§ Input
[Begin]

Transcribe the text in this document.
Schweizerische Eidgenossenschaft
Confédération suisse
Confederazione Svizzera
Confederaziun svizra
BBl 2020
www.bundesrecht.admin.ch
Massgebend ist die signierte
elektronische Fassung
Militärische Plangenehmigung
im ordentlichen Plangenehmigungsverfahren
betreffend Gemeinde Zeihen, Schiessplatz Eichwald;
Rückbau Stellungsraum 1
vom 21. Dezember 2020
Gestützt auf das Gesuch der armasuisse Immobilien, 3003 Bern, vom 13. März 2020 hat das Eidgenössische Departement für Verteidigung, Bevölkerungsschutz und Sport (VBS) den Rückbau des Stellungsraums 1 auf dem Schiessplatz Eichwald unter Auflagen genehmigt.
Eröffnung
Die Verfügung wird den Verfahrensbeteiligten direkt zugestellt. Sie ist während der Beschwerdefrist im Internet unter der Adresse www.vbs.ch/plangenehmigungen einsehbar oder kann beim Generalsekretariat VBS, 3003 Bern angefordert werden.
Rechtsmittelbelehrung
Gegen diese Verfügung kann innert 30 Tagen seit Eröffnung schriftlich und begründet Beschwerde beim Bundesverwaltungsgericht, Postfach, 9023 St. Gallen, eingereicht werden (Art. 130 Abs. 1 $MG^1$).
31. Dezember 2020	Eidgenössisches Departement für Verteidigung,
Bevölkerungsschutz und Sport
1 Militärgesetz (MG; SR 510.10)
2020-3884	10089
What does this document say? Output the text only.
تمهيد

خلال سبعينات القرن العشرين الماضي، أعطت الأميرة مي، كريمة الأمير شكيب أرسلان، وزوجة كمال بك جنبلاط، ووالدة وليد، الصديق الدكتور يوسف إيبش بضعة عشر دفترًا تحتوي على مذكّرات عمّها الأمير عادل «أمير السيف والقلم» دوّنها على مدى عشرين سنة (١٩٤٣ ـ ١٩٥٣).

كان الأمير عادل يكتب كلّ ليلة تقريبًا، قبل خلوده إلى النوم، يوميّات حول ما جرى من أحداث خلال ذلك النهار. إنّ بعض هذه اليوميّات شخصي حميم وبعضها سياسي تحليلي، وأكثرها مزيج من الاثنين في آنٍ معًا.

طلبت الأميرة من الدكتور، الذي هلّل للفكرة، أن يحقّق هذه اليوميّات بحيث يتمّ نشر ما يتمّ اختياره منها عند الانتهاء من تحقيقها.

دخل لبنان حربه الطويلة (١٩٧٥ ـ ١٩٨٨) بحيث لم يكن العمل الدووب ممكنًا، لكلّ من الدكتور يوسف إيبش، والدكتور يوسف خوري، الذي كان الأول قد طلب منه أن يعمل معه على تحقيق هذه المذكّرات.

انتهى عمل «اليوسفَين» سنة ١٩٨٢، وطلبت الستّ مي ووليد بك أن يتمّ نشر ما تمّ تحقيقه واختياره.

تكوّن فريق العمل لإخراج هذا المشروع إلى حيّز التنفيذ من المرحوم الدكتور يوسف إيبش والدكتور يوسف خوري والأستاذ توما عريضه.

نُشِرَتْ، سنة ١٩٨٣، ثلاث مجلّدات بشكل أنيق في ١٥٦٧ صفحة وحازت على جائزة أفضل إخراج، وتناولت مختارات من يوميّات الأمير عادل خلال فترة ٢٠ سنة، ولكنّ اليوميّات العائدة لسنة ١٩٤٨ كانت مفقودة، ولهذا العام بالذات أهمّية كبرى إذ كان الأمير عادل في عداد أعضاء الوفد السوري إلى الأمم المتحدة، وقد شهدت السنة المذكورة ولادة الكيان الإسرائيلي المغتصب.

[End]

§ Task instructions
Say, as a number only, how many lines of the data contain "Verfügung".

§ Reply to the task
2